━━━ ENTRIES

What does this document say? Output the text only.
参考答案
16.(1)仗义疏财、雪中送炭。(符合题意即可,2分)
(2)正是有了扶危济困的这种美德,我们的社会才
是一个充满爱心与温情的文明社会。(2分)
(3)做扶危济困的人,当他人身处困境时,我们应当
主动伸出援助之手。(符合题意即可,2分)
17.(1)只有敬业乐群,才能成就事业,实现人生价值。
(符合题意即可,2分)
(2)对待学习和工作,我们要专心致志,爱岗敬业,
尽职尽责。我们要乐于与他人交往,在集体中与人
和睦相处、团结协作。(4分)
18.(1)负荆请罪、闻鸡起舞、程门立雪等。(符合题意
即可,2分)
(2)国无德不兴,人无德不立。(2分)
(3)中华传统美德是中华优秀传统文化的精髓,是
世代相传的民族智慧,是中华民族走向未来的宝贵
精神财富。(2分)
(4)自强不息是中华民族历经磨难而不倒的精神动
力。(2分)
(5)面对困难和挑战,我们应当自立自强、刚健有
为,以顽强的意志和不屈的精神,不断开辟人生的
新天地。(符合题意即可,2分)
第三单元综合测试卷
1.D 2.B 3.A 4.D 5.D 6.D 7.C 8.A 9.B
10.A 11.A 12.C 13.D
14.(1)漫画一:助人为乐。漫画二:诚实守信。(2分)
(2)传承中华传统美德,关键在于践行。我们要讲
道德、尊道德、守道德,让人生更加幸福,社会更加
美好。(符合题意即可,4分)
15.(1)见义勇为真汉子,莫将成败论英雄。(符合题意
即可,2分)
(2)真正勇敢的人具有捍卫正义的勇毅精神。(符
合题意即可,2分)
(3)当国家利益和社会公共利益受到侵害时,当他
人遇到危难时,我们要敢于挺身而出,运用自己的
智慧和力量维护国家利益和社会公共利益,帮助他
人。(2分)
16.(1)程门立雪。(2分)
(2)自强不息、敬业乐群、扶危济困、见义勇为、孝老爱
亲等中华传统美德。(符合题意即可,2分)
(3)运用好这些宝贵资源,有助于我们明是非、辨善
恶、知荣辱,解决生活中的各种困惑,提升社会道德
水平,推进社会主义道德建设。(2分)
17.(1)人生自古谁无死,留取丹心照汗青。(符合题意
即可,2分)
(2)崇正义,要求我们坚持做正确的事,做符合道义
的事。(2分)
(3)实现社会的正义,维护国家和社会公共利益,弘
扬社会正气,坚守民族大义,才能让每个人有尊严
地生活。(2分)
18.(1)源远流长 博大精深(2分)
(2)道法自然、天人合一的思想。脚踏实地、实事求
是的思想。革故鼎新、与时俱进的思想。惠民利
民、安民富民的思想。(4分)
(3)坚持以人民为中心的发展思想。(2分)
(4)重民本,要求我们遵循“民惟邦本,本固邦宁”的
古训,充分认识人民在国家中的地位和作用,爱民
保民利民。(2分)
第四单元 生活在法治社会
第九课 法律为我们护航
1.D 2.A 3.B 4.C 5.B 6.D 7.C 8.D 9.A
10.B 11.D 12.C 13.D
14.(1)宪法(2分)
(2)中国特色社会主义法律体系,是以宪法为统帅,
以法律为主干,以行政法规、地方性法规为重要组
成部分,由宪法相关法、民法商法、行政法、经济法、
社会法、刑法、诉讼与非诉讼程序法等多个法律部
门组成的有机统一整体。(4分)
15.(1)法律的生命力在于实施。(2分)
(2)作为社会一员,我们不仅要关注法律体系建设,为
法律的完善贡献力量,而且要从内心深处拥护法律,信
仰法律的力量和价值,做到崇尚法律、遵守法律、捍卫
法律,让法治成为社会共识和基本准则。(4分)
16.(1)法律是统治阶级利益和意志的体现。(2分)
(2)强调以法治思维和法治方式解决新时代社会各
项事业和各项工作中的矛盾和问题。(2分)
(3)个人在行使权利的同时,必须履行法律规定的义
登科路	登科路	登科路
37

━━━━━━

-- THE REQUEST --
Restate the listing in full, word for word.

-- EXPECTED OUTPUT --
What does this document say? Output the text only.
参考答案
16.(1)仗义疏财、雪中送炭。(符合题意即可,2分)
(2)正是有了扶危济困的这种美德,我们的社会才
是一个充满爱心与温情的文明社会。(2分)
(3)做扶危济困的人,当他人身处困境时,我们应当
主动伸出援助之手。(符合题意即可,2分)
17.(1)只有敬业乐群,才能成就事业,实现人生价值。
(符合题意即可,2分)
(2)对待学习和工作,我们要专心致志,爱岗敬业,
尽职尽责。我们要乐于与他人交往,在集体中与人
和睦相处、团结协作。(4分)
18.(1)负荆请罪、闻鸡起舞、程门立雪等。(符合题意
即可,2分)
(2)国无德不兴,人无德不立。(2分)
(3)中华传统美德是中华优秀传统文化的精髓,是
世代相传的民族智慧,是中华民族走向未来的宝贵
精神财富。(2分)
(4)自强不息是中华民族历经磨难而不倒的精神动
力。(2分)
(5)面对困难和挑战,我们应当自立自强、刚健有
为,以顽强的意志和不屈的精神,不断开辟人生的
新天地。(符合题意即可,2分)
第三单元综合测试卷
1.D 2.B 3.A 4.D 5.D 6.D 7.C 8.A 9.B
10.A 11.A 12.C 13.D
14.(1)漫画一:助人为乐。漫画二:诚实守信。(2分)
(2)传承中华传统美德,关键在于践行。我们要讲
道德、尊道德、守道德,让人生更加幸福,社会更加
美好。(符合题意即可,4分)
15.(1)见义勇为真汉子,莫将成败论英雄。(符合题意
即可,2分)
(2)真正勇敢的人具有捍卫正义的勇毅精神。(符
合题意即可,2分)
(3)当国家利益和社会公共利益受到侵害时,当他
人遇到危难时,我们要敢于挺身而出,运用自己的
智慧和力量维护国家利益和社会公共利益,帮助他
人。(2分)
16.(1)程门立雪。(2分)
(2)自强不息、敬业乐群、扶危济困、见义勇为、孝老爱
亲等中华传统美德。(符合题意即可,2分)
(3)运用好这些宝贵资源,有助于我们明是非、辨善
恶、知荣辱,解决生活中的各种困惑,提升社会道德
水平,推进社会主义道德建设。(2分)
17.(1)人生自古谁无死,留取丹心照汗青。(符合题意
即可,2分)
(2)崇正义,要求我们坚持做正确的事,做符合道义
的事。(2分)
(3)实现社会的正义,维护国家和社会公共利益,弘
扬社会正气,坚守民族大义,才能让每个人有尊严
地生活。(2分)
18.(1)源远流长 博大精深(2分)
(2)道法自然、天人合一的思想。脚踏实地、实事求
是的思想。革故鼎新、与时俱进的思想。惠民利
民、安民富民的思想。(4分)
(3)坚持以人民为中心的发展思想。(2分)
(4)重民本,要求我们遵循“民惟邦本,本固邦宁”的
古训,充分认识人民在国家中的地位和作用,爱民
保民利民。(2分)
第四单元 生活在法治社会
第九课 法律为我们护航
1.D 2.A 3.B 4.C 5.B 6.D 7.C 8.D 9.A
10.B 11.D 12.C 13.D
14.(1)宪法(2分)
(2)中国特色社会主义法律体系,是以宪法为统帅,
以法律为主干,以行政法规、地方性法规为重要组
成部分,由宪法相关法、民法商法、行政法、经济法、
社会法、刑法、诉讼与非诉讼程序法等多个法律部
门组成的有机统一整体。(4分)
15.(1)法律的生命力在于实施。(2分)
(2)作为社会一员,我们不仅要关注法律体系建设,为
法律的完善贡献力量,而且要从内心深处拥护法律,信
仰法律的力量和价值,做到崇尚法律、遵守法律、捍卫
法律,让法治成为社会共识和基本准则。(4分)
16.(1)法律是统治阶级利益和意志的体现。(2分)
(2)强调以法治思维和法治方式解决新时代社会各
项事业和各项工作中的矛盾和问题。(2分)
(3)个人在行使权利的同时,必须履行法律规定的义
登科路	登科路	登科路
37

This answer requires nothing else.